- Aim:
Below are records to transcribe exactly, without their pictures.

** begin **

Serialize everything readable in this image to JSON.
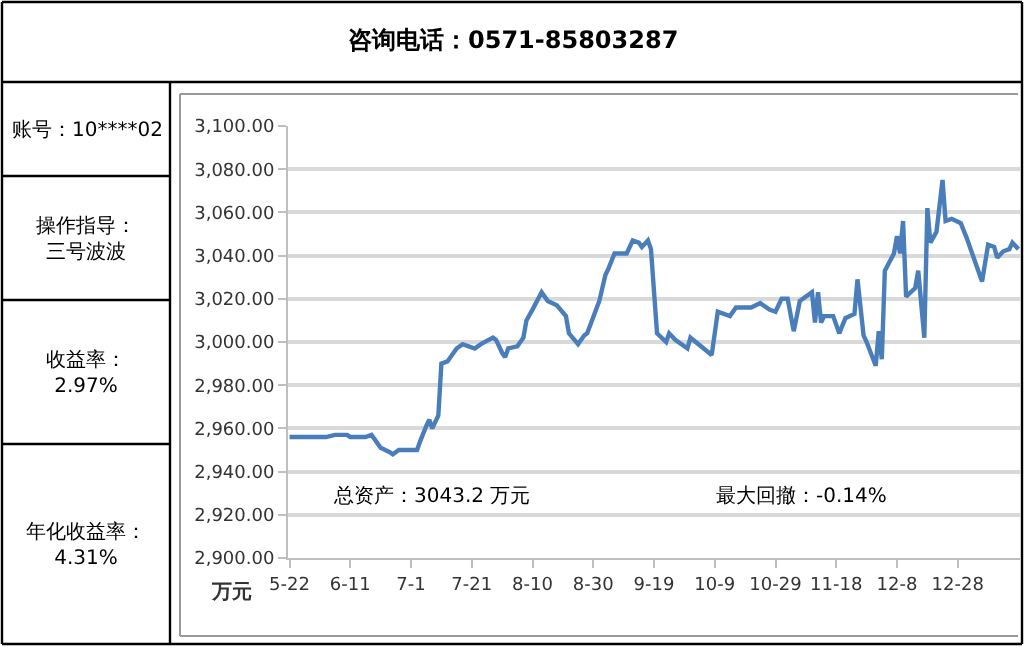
{
  "chart_data": {
    "type": "line",
    "title": "咨询电话：0571-85803287",
    "ylabel": "万元",
    "annotations": [
      "账号：10****02",
      "操作指导：三号波波",
      "收益率：2.97%",
      "年化收益率：4.31%",
      "总资产：3043.2 万元",
      "最大回撤：-0.14%"
    ],
    "categories": [
      "5-22",
      null,
      null,
      null,
      null,
      null,
      null,
      null,
      null,
      null,
      null,
      null,
      null,
      null,
      null,
      null,
      null,
      null,
      null,
      null,
      "6-11",
      null,
      null,
      null,
      null,
      null,
      null,
      null,
      null,
      null,
      null,
      null,
      null,
      null,
      null,
      null,
      null,
      null,
      null,
      null,
      "7-1",
      null,
      null,
      null,
      null,
      null,
      null,
      null,
      null,
      null,
      null,
      null,
      null,
      null,
      null,
      null,
      null,
      null,
      null,
      null,
      "7-21",
      null,
      null,
      null,
      null,
      null,
      null,
      null,
      null,
      null,
      null,
      null,
      null,
      null,
      null,
      null,
      null,
      null,
      null,
      null,
      "8-10",
      null,
      null,
      null,
      null,
      null,
      null,
      null,
      null,
      null,
      null,
      null,
      null,
      null,
      null,
      null,
      null,
      null,
      null,
      null,
      "8-30",
      null,
      null,
      null,
      null,
      null,
      null,
      null,
      null,
      null,
      null,
      null,
      null,
      null,
      null,
      null,
      null,
      null,
      null,
      null,
      "9-19",
      null,
      null,
      null,
      null,
      null,
      null,
      null,
      null,
      null,
      null,
      null,
      null,
      null,
      null,
      null,
      null,
      null,
      null,
      null,
      "10-9",
      null,
      null,
      null,
      null,
      null,
      null,
      null,
      null,
      null,
      null,
      null,
      null,
      null,
      null,
      null,
      null,
      null,
      null,
      null,
      "10-29",
      null,
      null,
      null,
      null,
      null,
      null,
      null,
      null,
      null,
      null,
      null,
      null,
      null,
      null,
      null,
      null,
      null,
      null,
      null,
      "11-18",
      null,
      null,
      null,
      null,
      null,
      null,
      null,
      null,
      null,
      null,
      null,
      null,
      null,
      null,
      null,
      null,
      null,
      null,
      null,
      "12-8",
      null,
      null,
      null,
      null,
      null,
      null,
      null,
      null,
      null,
      null,
      null,
      null,
      null,
      null,
      null,
      null,
      null,
      null,
      null,
      "12-28",
      null,
      null,
      null,
      null,
      null,
      null,
      null,
      null,
      null,
      null,
      null,
      null,
      null,
      null,
      null,
      null,
      null,
      null,
      null,
      null
    ],
    "series": [
      {
        "color": "#4a7ebb",
        "values": [
          2956,
          null,
          null,
          null,
          null,
          null,
          null,
          null,
          null,
          null,
          null,
          null,
          2956,
          null,
          null,
          2957,
          null,
          null,
          null,
          2957,
          2956,
          null,
          null,
          null,
          null,
          2956,
          null,
          2957,
          null,
          null,
          2951,
          null,
          null,
          2949,
          2948,
          null,
          2950,
          null,
          null,
          null,
          null,
          null,
          2950,
          2954,
          null,
          2961,
          2964,
          2960,
          null,
          2966,
          2990,
          null,
          2991,
          null,
          null,
          2997,
          null,
          2999,
          null,
          null,
          null,
          2997,
          null,
          2999,
          null,
          null,
          null,
          3002,
          3001,
          null,
          2995,
          2993,
          2997,
          null,
          null,
          2998,
          null,
          3002,
          3010,
          null,
          3015,
          null,
          null,
          3023,
          null,
          3019,
          null,
          null,
          3017,
          null,
          null,
          3012,
          3004,
          null,
          null,
          2999,
          null,
          3003,
          3004,
          null,
          null,
          null,
          3019,
          null,
          3031,
          3034,
          null,
          3041,
          null,
          null,
          null,
          3041,
          null,
          3047,
          null,
          3046,
          3044,
          null,
          3047,
          3043,
          null,
          3004,
          null,
          null,
          3000,
          3004,
          null,
          3001,
          null,
          null,
          null,
          2997,
          3002,
          null,
          null,
          null,
          null,
          null,
          null,
          2994,
          null,
          3014,
          null,
          null,
          null,
          3012,
          null,
          3016,
          null,
          null,
          null,
          null,
          3016,
          null,
          null,
          3018,
          null,
          null,
          3015,
          null,
          3014,
          null,
          3020,
          null,
          3020,
          null,
          3005,
          null,
          3019,
          null,
          3021,
          null,
          3023,
          3009,
          3023,
          3009,
          3012,
          null,
          null,
          3012,
          null,
          3004,
          null,
          3011,
          null,
          null,
          3013,
          3029,
          null,
          3003,
          3000,
          null,
          null,
          2989,
          3005,
          2992,
          3033,
          null,
          null,
          3041,
          3049,
          3041,
          3056,
          3021,
          null,
          null,
          3025,
          3033,
          null,
          3002,
          3062,
          3046,
          null,
          3051,
          null,
          3075,
          3056,
          null,
          3057,
          null,
          null,
          3055,
          null,
          3048,
          null,
          null,
          null,
          null,
          3028,
          null,
          3045,
          null,
          3044,
          3039,
          null,
          3042,
          null,
          3043,
          3046,
          null,
          3043
        ]
      }
    ],
    "ylim": [
      2900,
      3100
    ],
    "yticks": [
      {
        "value": 2900,
        "label": "2,900.00"
      },
      {
        "value": 2920,
        "label": "2,920.00"
      },
      {
        "value": 2940,
        "label": "2,940.00"
      },
      {
        "value": 2960,
        "label": "2,960.00"
      },
      {
        "value": 2980,
        "label": "2,980.00"
      },
      {
        "value": 3000,
        "label": "3,000.00"
      },
      {
        "value": 3020,
        "label": "3,020.00"
      },
      {
        "value": 3040,
        "label": "3,040.00"
      },
      {
        "value": 3060,
        "label": "3,060.00"
      },
      {
        "value": 3080,
        "label": "3,080.00"
      },
      {
        "value": 3100,
        "label": "3,100.00"
      }
    ],
    "grid": "y",
    "marker": "none",
    "line_style": "solid"
  }
}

** end **

- Finished exercise:
Serialize everything readable in this image to JSON.
{
  "chart_data": {
    "type": "line",
    "title": "咨询电话：0571-85803287",
    "ylabel": "万元",
    "annotations": [
      "账号：10****02",
      "操作指导：三号波波",
      "收益率：2.97%",
      "年化收益率：4.31%",
      "总资产：3043.2 万元",
      "最大回撤：-0.14%"
    ],
    "categories": [
      "5-22",
      null,
      null,
      null,
      null,
      null,
      null,
      null,
      null,
      null,
      null,
      null,
      null,
      null,
      null,
      null,
      null,
      null,
      null,
      null,
      "6-11",
      null,
      null,
      null,
      null,
      null,
      null,
      null,
      null,
      null,
      null,
      null,
      null,
      null,
      null,
      null,
      null,
      null,
      null,
      null,
      "7-1",
      null,
      null,
      null,
      null,
      null,
      null,
      null,
      null,
      null,
      null,
      null,
      null,
      null,
      null,
      null,
      null,
      null,
      null,
      null,
      "7-21",
      null,
      null,
      null,
      null,
      null,
      null,
      null,
      null,
      null,
      null,
      null,
      null,
      null,
      null,
      null,
      null,
      null,
      null,
      null,
      "8-10",
      null,
      null,
      null,
      null,
      null,
      null,
      null,
      null,
      null,
      null,
      null,
      null,
      null,
      null,
      null,
      null,
      null,
      null,
      null,
      "8-30",
      null,
      null,
      null,
      null,
      null,
      null,
      null,
      null,
      null,
      null,
      null,
      null,
      null,
      null,
      null,
      null,
      null,
      null,
      null,
      "9-19",
      null,
      null,
      null,
      null,
      null,
      null,
      null,
      null,
      null,
      null,
      null,
      null,
      null,
      null,
      null,
      null,
      null,
      null,
      null,
      "10-9",
      null,
      null,
      null,
      null,
      null,
      null,
      null,
      null,
      null,
      null,
      null,
      null,
      null,
      null,
      null,
      null,
      null,
      null,
      null,
      "10-29",
      null,
      null,
      null,
      null,
      null,
      null,
      null,
      null,
      null,
      null,
      null,
      null,
      null,
      null,
      null,
      null,
      null,
      null,
      null,
      "11-18",
      null,
      null,
      null,
      null,
      null,
      null,
      null,
      null,
      null,
      null,
      null,
      null,
      null,
      null,
      null,
      null,
      null,
      null,
      null,
      "12-8",
      null,
      null,
      null,
      null,
      null,
      null,
      null,
      null,
      null,
      null,
      null,
      null,
      null,
      null,
      null,
      null,
      null,
      null,
      null,
      "12-28",
      null,
      null,
      null,
      null,
      null,
      null,
      null,
      null,
      null,
      null,
      null,
      null,
      null,
      null,
      null,
      null,
      null,
      null,
      null,
      null
    ],
    "series": [
      {
        "color": "#4a7ebb",
        "values": [
          2956,
          null,
          null,
          null,
          null,
          null,
          null,
          null,
          null,
          null,
          null,
          null,
          2956,
          null,
          null,
          2957,
          null,
          null,
          null,
          2957,
          2956,
          null,
          null,
          null,
          null,
          2956,
          null,
          2957,
          null,
          null,
          2951,
          null,
          null,
          2949,
          2948,
          null,
          2950,
          null,
          null,
          null,
          null,
          null,
          2950,
          2954,
          null,
          2961,
          2964,
          2960,
          null,
          2966,
          2990,
          null,
          2991,
          null,
          null,
          2997,
          null,
          2999,
          null,
          null,
          null,
          2997,
          null,
          2999,
          null,
          null,
          null,
          3002,
          3001,
          null,
          2995,
          2993,
          2997,
          null,
          null,
          2998,
          null,
          3002,
          3010,
          null,
          3015,
          null,
          null,
          3023,
          null,
          3019,
          null,
          null,
          3017,
          null,
          null,
          3012,
          3004,
          null,
          null,
          2999,
          null,
          3003,
          3004,
          null,
          null,
          null,
          3019,
          null,
          3031,
          3034,
          null,
          3041,
          null,
          null,
          null,
          3041,
          null,
          3047,
          null,
          3046,
          3044,
          null,
          3047,
          3043,
          null,
          3004,
          null,
          null,
          3000,
          3004,
          null,
          3001,
          null,
          null,
          null,
          2997,
          3002,
          null,
          null,
          null,
          null,
          null,
          null,
          2994,
          null,
          3014,
          null,
          null,
          null,
          3012,
          null,
          3016,
          null,
          null,
          null,
          null,
          3016,
          null,
          null,
          3018,
          null,
          null,
          3015,
          null,
          3014,
          null,
          3020,
          null,
          3020,
          null,
          3005,
          null,
          3019,
          null,
          3021,
          null,
          3023,
          3009,
          3023,
          3009,
          3012,
          null,
          null,
          3012,
          null,
          3004,
          null,
          3011,
          null,
          null,
          3013,
          3029,
          null,
          3003,
          3000,
          null,
          null,
          2989,
          3005,
          2992,
          3033,
          null,
          null,
          3041,
          3049,
          3041,
          3056,
          3021,
          null,
          null,
          3025,
          3033,
          null,
          3002,
          3062,
          3046,
          null,
          3051,
          null,
          3075,
          3056,
          null,
          3057,
          null,
          null,
          3055,
          null,
          3048,
          null,
          null,
          null,
          null,
          3028,
          null,
          3045,
          null,
          3044,
          3039,
          null,
          3042,
          null,
          3043,
          3046,
          null,
          3043
        ]
      }
    ],
    "ylim": [
      2900,
      3100
    ],
    "yticks": [
      {
        "value": 2900,
        "label": "2,900.00"
      },
      {
        "value": 2920,
        "label": "2,920.00"
      },
      {
        "value": 2940,
        "label": "2,940.00"
      },
      {
        "value": 2960,
        "label": "2,960.00"
      },
      {
        "value": 2980,
        "label": "2,980.00"
      },
      {
        "value": 3000,
        "label": "3,000.00"
      },
      {
        "value": 3020,
        "label": "3,020.00"
      },
      {
        "value": 3040,
        "label": "3,040.00"
      },
      {
        "value": 3060,
        "label": "3,060.00"
      },
      {
        "value": 3080,
        "label": "3,080.00"
      },
      {
        "value": 3100,
        "label": "3,100.00"
      }
    ],
    "grid": "y",
    "marker": "none",
    "line_style": "solid"
  }
}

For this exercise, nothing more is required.